> **What to produce**
Below is a block of records: output all of them exactly and leave out the pictures.

> **Rows**
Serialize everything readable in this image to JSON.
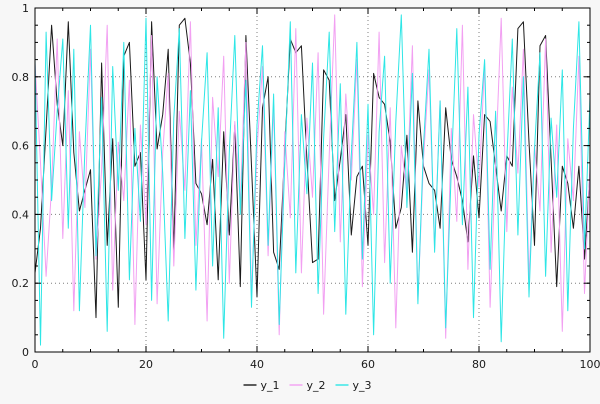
{
  "figure": {
    "background": "#f7f7f7",
    "plot_background": "#ffffff",
    "border_color": "#000000",
    "grid_color": "#7f7f7f",
    "tick_label_color": "#1a1a1a",
    "tick_label_font_size": 11
  },
  "chart_data": {
    "type": "line",
    "title": "",
    "xlabel": "",
    "ylabel": "",
    "xlim": [
      0,
      100
    ],
    "ylim": [
      0,
      1
    ],
    "x_ticks": [
      0,
      20,
      40,
      60,
      80,
      100
    ],
    "x_tick_labels": [
      "0",
      "20",
      "40",
      "60",
      "80",
      "100"
    ],
    "x_minor_step": 5,
    "y_ticks": [
      0,
      0.2,
      0.4,
      0.6,
      0.8,
      1
    ],
    "y_tick_labels": [
      "0",
      "0.2",
      "0.4",
      "0.6",
      "0.8",
      "1"
    ],
    "y_minor_step": 0.05,
    "grid": true,
    "legend_position": "bottom-center",
    "series": [
      {
        "name": "y_1",
        "color": "#1a1a1a",
        "values": [
          0.23,
          0.36,
          0.65,
          0.95,
          0.72,
          0.6,
          0.96,
          0.58,
          0.41,
          0.47,
          0.53,
          0.1,
          0.84,
          0.31,
          0.62,
          0.13,
          0.86,
          0.9,
          0.54,
          0.58,
          0.21,
          0.96,
          0.59,
          0.69,
          0.88,
          0.29,
          0.95,
          0.97,
          0.84,
          0.49,
          0.46,
          0.37,
          0.56,
          0.21,
          0.64,
          0.34,
          0.66,
          0.19,
          0.92,
          0.54,
          0.16,
          0.71,
          0.8,
          0.29,
          0.24,
          0.59,
          0.91,
          0.87,
          0.89,
          0.56,
          0.26,
          0.27,
          0.82,
          0.79,
          0.44,
          0.56,
          0.69,
          0.34,
          0.51,
          0.54,
          0.31,
          0.81,
          0.74,
          0.72,
          0.61,
          0.36,
          0.42,
          0.63,
          0.29,
          0.73,
          0.54,
          0.49,
          0.47,
          0.36,
          0.71,
          0.56,
          0.51,
          0.44,
          0.32,
          0.57,
          0.39,
          0.69,
          0.67,
          0.54,
          0.41,
          0.57,
          0.54,
          0.94,
          0.96,
          0.61,
          0.31,
          0.89,
          0.92,
          0.56,
          0.19,
          0.54,
          0.49,
          0.36,
          0.54,
          0.27,
          0.52
        ]
      },
      {
        "name": "y_2",
        "color": "#f2a0f2",
        "values": [
          0.84,
          0.55,
          0.22,
          0.48,
          0.91,
          0.33,
          0.76,
          0.12,
          0.64,
          0.42,
          0.88,
          0.27,
          0.53,
          0.95,
          0.18,
          0.61,
          0.44,
          0.79,
          0.08,
          0.66,
          0.37,
          0.92,
          0.14,
          0.58,
          0.81,
          0.25,
          0.7,
          0.47,
          0.96,
          0.31,
          0.62,
          0.09,
          0.74,
          0.51,
          0.86,
          0.2,
          0.67,
          0.43,
          0.9,
          0.16,
          0.59,
          0.83,
          0.28,
          0.72,
          0.05,
          0.64,
          0.39,
          0.94,
          0.23,
          0.68,
          0.45,
          0.87,
          0.11,
          0.57,
          0.98,
          0.32,
          0.75,
          0.5,
          0.85,
          0.19,
          0.63,
          0.4,
          0.93,
          0.26,
          0.71,
          0.07,
          0.6,
          0.46,
          0.89,
          0.15,
          0.56,
          0.82,
          0.3,
          0.73,
          0.04,
          0.65,
          0.38,
          0.95,
          0.24,
          0.69,
          0.48,
          0.84,
          0.13,
          0.55,
          0.97,
          0.35,
          0.77,
          0.52,
          0.88,
          0.21,
          0.6,
          0.41,
          0.91,
          0.29,
          0.66,
          0.06,
          0.62,
          0.44,
          0.86,
          0.17,
          0.54
        ]
      },
      {
        "name": "y_3",
        "color": "#2ee6e6",
        "values": [
          0.85,
          0.02,
          0.93,
          0.44,
          0.7,
          0.91,
          0.36,
          0.88,
          0.12,
          0.59,
          0.95,
          0.28,
          0.74,
          0.06,
          0.83,
          0.47,
          0.9,
          0.21,
          0.65,
          0.38,
          0.97,
          0.15,
          0.8,
          0.52,
          0.09,
          0.68,
          0.94,
          0.33,
          0.76,
          0.18,
          0.61,
          0.87,
          0.25,
          0.71,
          0.04,
          0.58,
          0.92,
          0.4,
          0.79,
          0.13,
          0.66,
          0.89,
          0.31,
          0.75,
          0.08,
          0.55,
          0.96,
          0.23,
          0.69,
          0.46,
          0.84,
          0.17,
          0.62,
          0.93,
          0.35,
          0.78,
          0.11,
          0.57,
          0.9,
          0.27,
          0.72,
          0.05,
          0.64,
          0.86,
          0.2,
          0.67,
          0.98,
          0.42,
          0.81,
          0.14,
          0.6,
          0.88,
          0.29,
          0.73,
          0.07,
          0.53,
          0.94,
          0.37,
          0.77,
          0.1,
          0.63,
          0.85,
          0.24,
          0.7,
          0.03,
          0.56,
          0.91,
          0.34,
          0.8,
          0.16,
          0.59,
          0.87,
          0.22,
          0.68,
          0.45,
          0.82,
          0.12,
          0.65,
          0.96,
          0.3,
          0.74
        ]
      }
    ]
  }
}
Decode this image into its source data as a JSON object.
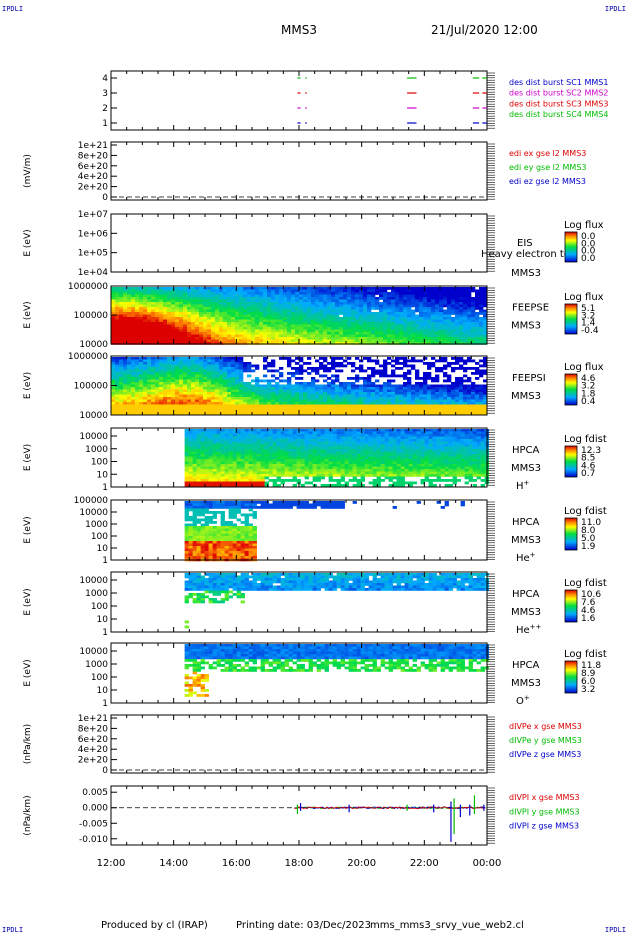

> **Solution to the problem**
Serialize everything readable in this image to JSON.
{
  "figure": {
    "background": "#f7f7f7",
    "plot_background": "#ffffff",
    "border_color": "#000000",
    "grid_color": "#7f7f7f",
    "tick_label_color": "#1a1a1a",
    "tick_label_font_size": 11
  },
  "chart_data": {
    "type": "line",
    "title": "",
    "xlabel": "",
    "ylabel": "",
    "xlim": [
      0,
      100
    ],
    "ylim": [
      0,
      1
    ],
    "x_ticks": [
      0,
      20,
      40,
      60,
      80,
      100
    ],
    "x_tick_labels": [
      "0",
      "20",
      "40",
      "60",
      "80",
      "100"
    ],
    "x_minor_step": 5,
    "y_ticks": [
      0,
      0.2,
      0.4,
      0.6,
      0.8,
      1
    ],
    "y_tick_labels": [
      "0",
      "0.2",
      "0.4",
      "0.6",
      "0.8",
      "1"
    ],
    "y_minor_step": 0.05,
    "grid": true,
    "legend_position": "bottom-center",
    "series": [
      {
        "name": "y_1",
        "color": "#1a1a1a",
        "values": [
          0.23,
          0.36,
          0.65,
          0.95,
          0.72,
          0.6,
          0.96,
          0.58,
          0.41,
          0.47,
          0.53,
          0.1,
          0.84,
          0.31,
          0.62,
          0.13,
          0.86,
          0.9,
          0.54,
          0.58,
          0.21,
          0.96,
          0.59,
          0.69,
          0.88,
          0.29,
          0.95,
          0.97,
          0.84,
          0.49,
          0.46,
          0.37,
          0.56,
          0.21,
          0.64,
          0.34,
          0.66,
          0.19,
          0.92,
          0.54,
          0.16,
          0.71,
          0.8,
          0.29,
          0.24,
          0.59,
          0.91,
          0.87,
          0.89,
          0.56,
          0.26,
          0.27,
          0.82,
          0.79,
          0.44,
          0.56,
          0.69,
          0.34,
          0.51,
          0.54,
          0.31,
          0.81,
          0.74,
          0.72,
          0.61,
          0.36,
          0.42,
          0.63,
          0.29,
          0.73,
          0.54,
          0.49,
          0.47,
          0.36,
          0.71,
          0.56,
          0.51,
          0.44,
          0.32,
          0.57,
          0.39,
          0.69,
          0.67,
          0.54,
          0.41,
          0.57,
          0.54,
          0.94,
          0.96,
          0.61,
          0.31,
          0.89,
          0.92,
          0.56,
          0.19,
          0.54,
          0.49,
          0.36,
          0.54,
          0.27,
          0.52
        ]
      },
      {
        "name": "y_2",
        "color": "#f2a0f2",
        "values": [
          0.84,
          0.55,
          0.22,
          0.48,
          0.91,
          0.33,
          0.76,
          0.12,
          0.64,
          0.42,
          0.88,
          0.27,
          0.53,
          0.95,
          0.18,
          0.61,
          0.44,
          0.79,
          0.08,
          0.66,
          0.37,
          0.92,
          0.14,
          0.58,
          0.81,
          0.25,
          0.7,
          0.47,
          0.96,
          0.31,
          0.62,
          0.09,
          0.74,
          0.51,
          0.86,
          0.2,
          0.67,
          0.43,
          0.9,
          0.16,
          0.59,
          0.83,
          0.28,
          0.72,
          0.05,
          0.64,
          0.39,
          0.94,
          0.23,
          0.68,
          0.45,
          0.87,
          0.11,
          0.57,
          0.98,
          0.32,
          0.75,
          0.5,
          0.85,
          0.19,
          0.63,
          0.4,
          0.93,
          0.26,
          0.71,
          0.07,
          0.6,
          0.46,
          0.89,
          0.15,
          0.56,
          0.82,
          0.3,
          0.73,
          0.04,
          0.65,
          0.38,
          0.95,
          0.24,
          0.69,
          0.48,
          0.84,
          0.13,
          0.55,
          0.97,
          0.35,
          0.77,
          0.52,
          0.88,
          0.21,
          0.6,
          0.41,
          0.91,
          0.29,
          0.66,
          0.06,
          0.62,
          0.44,
          0.86,
          0.17,
          0.54
        ]
      },
      {
        "name": "y_3",
        "color": "#2ee6e6",
        "values": [
          0.85,
          0.02,
          0.93,
          0.44,
          0.7,
          0.91,
          0.36,
          0.88,
          0.12,
          0.59,
          0.95,
          0.28,
          0.74,
          0.06,
          0.83,
          0.47,
          0.9,
          0.21,
          0.65,
          0.38,
          0.97,
          0.15,
          0.8,
          0.52,
          0.09,
          0.68,
          0.94,
          0.33,
          0.76,
          0.18,
          0.61,
          0.87,
          0.25,
          0.71,
          0.04,
          0.58,
          0.92,
          0.4,
          0.79,
          0.13,
          0.66,
          0.89,
          0.31,
          0.75,
          0.08,
          0.55,
          0.96,
          0.23,
          0.69,
          0.46,
          0.84,
          0.17,
          0.62,
          0.93,
          0.35,
          0.78,
          0.11,
          0.57,
          0.9,
          0.27,
          0.72,
          0.05,
          0.64,
          0.86,
          0.2,
          0.67,
          0.98,
          0.42,
          0.81,
          0.14,
          0.6,
          0.88,
          0.29,
          0.73,
          0.07,
          0.53,
          0.94,
          0.37,
          0.77,
          0.1,
          0.63,
          0.85,
          0.24,
          0.7,
          0.03,
          0.56,
          0.91,
          0.34,
          0.8,
          0.16,
          0.59,
          0.87,
          0.22,
          0.68,
          0.45,
          0.82,
          0.12,
          0.65,
          0.96,
          0.3,
          0.74
        ]
      }
    ]
  }
}
Decode this image into its source data as a JSON object.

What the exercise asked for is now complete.